▶ [TASKS TO CARRY OUT]
1. In the passage on recalling a sad memory, reproduce everything from "Sad, dejected, depressed?" down to "in a state.".
2. In one to three sentences, explain why the passage on recalling a sad memory has the reader stand up and look out the window.
3. In the passage on recalling a sad memory, what name is given to letting a recalled memory affect how we feel right now?

Can you remember a time in your life when you were really down in the dumps? You know, really sad or depressed? Can you? Can you recall a specific time right now? Remember it? Can you put yourself into the memory of that time? What did you see? What did you hear? What were you telling yourself? How were you feeling? What might your physical demeanor have been like? Shoulders drooping? Dejected look on your face? Perhaps even tears?
And as you remember that feeling, how do you feel right now?
Sad, dejected, depressed?
Isn’t it amazing how we can let a memory have such an impact on us and how we feel mentally and physically right now, just by recalling it? This is what we call putting ourselves in a state.
Now, please stand up a minute and go to the window and look out. What do you see out there? This is what we call breaking your state. A distraction to change or clean the slate.

(Listings of boxed layout items)
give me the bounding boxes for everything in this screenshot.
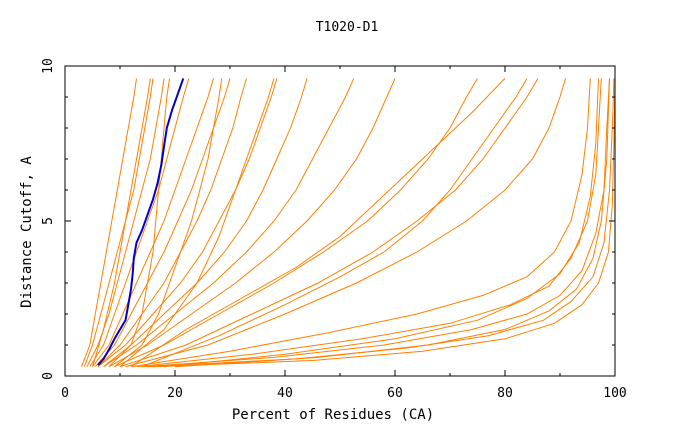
series-line-9 [103, 78, 308, 368]
highlight-series-line [97, 78, 185, 366]
series-line-17 [141, 78, 610, 368]
series-line-5 [92, 78, 214, 368]
series-line-24 [141, 78, 528, 368]
series-line-22 [119, 78, 275, 368]
series-line-26 [174, 78, 610, 368]
y-tick-label-0: 0 [41, 372, 56, 380]
series-line-1 [81, 78, 137, 367]
series-line-27 [163, 78, 599, 368]
series-line-16 [136, 78, 602, 368]
series-line-25 [92, 78, 151, 367]
series-line-6 [94, 78, 231, 368]
series-line-15 [130, 78, 591, 368]
y-tick-label-10: 10 [41, 58, 56, 74]
y-axis-label: Distance Cutoff, A [19, 156, 35, 308]
axes-layer: 0 20 40 60 80 100 0 5 10 [41, 58, 627, 401]
series-line-11 [108, 78, 396, 368]
x-axis-label: Percent of Residues (CA) [232, 407, 434, 423]
series-line-7 [97, 78, 247, 368]
series-line-21 [114, 78, 223, 368]
series-line-19 [152, 78, 616, 368]
series-line-14 [125, 78, 566, 368]
series-layer [81, 78, 616, 368]
series-line-18 [147, 78, 615, 368]
series-line-12 [114, 78, 478, 368]
x-tick-label-80: 80 [497, 386, 513, 401]
x-tick-label-20: 20 [167, 386, 183, 401]
series-line-20 [108, 78, 170, 368]
x-tick-label-40: 40 [277, 386, 293, 401]
highlight-layer [97, 78, 185, 366]
series-line-8 [97, 78, 278, 368]
x-tick-label-60: 60 [387, 386, 403, 401]
series-line-13 [119, 78, 539, 368]
y-tick-label-5: 5 [41, 217, 56, 225]
series-line-23 [130, 78, 506, 368]
x-tick-label-0: 0 [61, 386, 69, 401]
x-tick-label-100: 100 [603, 386, 626, 401]
chart-title: T1020-D1 [316, 20, 379, 35]
series-line-3 [86, 78, 165, 367]
series-line-10 [103, 78, 355, 368]
series-line-4 [89, 78, 190, 367]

▶ [SOLUTIONS BELOW]
1.
Sad, dejected, depressed?
Isn’t it amazing how we can let a memory have such an impact on us and how we feel mentally and physically right now, just by recalling it? This is what we call putting ourselves in a state.

2. Going to the window and looking out is meant to break the reader's state. It is a distraction to change or clean the slate after the reader has been recalling a sad time.

3. Putting ourselves in a state.